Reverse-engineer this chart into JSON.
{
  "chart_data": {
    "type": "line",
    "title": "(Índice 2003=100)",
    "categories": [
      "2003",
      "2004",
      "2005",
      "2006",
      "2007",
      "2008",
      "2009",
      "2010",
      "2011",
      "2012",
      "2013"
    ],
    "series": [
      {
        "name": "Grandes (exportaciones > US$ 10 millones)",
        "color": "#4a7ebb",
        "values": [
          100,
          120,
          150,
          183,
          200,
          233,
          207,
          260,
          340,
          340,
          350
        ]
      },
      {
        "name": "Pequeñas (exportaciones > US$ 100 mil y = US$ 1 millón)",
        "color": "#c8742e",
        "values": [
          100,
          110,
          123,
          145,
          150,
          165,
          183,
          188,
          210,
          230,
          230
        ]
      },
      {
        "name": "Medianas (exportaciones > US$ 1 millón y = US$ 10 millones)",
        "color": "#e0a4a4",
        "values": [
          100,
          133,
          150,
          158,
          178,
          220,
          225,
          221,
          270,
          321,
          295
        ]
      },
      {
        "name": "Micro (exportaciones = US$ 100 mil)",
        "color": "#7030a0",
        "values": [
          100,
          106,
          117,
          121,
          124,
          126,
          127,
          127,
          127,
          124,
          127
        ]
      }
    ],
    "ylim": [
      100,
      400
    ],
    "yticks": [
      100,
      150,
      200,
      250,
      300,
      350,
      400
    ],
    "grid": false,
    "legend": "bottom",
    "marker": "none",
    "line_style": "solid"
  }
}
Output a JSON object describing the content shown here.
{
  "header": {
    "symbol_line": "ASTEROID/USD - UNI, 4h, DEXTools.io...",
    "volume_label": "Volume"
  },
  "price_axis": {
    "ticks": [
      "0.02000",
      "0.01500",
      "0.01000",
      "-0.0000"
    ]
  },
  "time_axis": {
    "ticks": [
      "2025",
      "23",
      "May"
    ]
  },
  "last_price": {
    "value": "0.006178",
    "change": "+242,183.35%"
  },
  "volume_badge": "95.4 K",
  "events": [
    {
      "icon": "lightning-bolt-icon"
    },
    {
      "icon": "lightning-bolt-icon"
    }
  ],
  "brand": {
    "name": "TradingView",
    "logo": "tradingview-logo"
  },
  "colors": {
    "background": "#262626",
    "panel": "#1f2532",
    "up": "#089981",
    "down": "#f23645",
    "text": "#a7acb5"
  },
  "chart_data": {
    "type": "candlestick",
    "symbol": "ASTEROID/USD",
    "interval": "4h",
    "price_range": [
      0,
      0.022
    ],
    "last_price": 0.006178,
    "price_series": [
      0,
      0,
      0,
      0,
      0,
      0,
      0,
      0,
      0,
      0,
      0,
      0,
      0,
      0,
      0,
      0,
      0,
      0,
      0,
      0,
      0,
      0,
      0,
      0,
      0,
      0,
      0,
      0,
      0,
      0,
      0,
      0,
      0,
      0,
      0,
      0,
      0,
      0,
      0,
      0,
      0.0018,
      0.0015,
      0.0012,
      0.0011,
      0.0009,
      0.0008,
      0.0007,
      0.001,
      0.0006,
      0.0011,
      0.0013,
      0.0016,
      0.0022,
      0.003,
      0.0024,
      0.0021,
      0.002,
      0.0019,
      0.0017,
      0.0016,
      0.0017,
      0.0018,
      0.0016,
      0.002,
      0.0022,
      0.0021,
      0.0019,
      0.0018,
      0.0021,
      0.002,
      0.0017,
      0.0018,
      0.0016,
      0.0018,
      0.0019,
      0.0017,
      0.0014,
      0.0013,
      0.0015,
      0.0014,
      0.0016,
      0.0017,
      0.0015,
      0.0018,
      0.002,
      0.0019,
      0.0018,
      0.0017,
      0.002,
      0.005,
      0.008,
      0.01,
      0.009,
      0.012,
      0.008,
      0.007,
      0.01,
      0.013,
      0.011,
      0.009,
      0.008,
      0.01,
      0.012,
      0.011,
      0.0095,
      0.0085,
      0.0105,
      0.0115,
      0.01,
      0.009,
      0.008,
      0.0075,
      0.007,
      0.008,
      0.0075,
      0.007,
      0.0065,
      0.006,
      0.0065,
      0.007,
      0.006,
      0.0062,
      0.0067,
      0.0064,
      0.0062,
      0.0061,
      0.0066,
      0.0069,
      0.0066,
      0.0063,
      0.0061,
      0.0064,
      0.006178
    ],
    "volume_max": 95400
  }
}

=-=-=

▶ **Objective**: Considering only the records above, state the number of lines that include the word "JSON", with nothing added.

▶ **Answer to the problem**: 2